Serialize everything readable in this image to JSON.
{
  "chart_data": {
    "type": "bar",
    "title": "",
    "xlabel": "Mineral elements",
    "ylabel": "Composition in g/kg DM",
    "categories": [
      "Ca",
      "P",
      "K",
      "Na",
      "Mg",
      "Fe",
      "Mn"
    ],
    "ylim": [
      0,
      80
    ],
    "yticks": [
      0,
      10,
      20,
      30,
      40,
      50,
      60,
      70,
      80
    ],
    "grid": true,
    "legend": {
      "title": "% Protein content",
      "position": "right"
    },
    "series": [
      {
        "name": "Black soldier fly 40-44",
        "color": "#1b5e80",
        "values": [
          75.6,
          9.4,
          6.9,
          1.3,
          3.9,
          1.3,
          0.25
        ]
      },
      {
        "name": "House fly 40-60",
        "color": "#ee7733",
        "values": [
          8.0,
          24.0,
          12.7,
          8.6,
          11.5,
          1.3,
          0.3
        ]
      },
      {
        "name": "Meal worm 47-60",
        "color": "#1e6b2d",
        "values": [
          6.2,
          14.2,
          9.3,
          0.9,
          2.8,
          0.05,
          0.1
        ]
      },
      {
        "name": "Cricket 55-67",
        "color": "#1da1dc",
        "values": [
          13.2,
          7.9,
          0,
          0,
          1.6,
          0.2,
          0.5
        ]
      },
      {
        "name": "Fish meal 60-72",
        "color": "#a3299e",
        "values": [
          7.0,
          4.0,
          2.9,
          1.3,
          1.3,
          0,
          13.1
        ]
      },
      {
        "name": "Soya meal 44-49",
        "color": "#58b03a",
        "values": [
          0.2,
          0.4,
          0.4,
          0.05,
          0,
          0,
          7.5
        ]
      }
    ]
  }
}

- - -

What the exercise asks: Nothing but lines that contain "name" should appear in the answer. Copy each from the records.

Written response:
        "name": "Black soldier fly 40-44",
        "name": "House fly 40-60",
        "name": "Meal worm 47-60",
        "name": "Cricket 55-67",
        "name": "Fish meal 60-72",
        "name": "Soya meal 44-49",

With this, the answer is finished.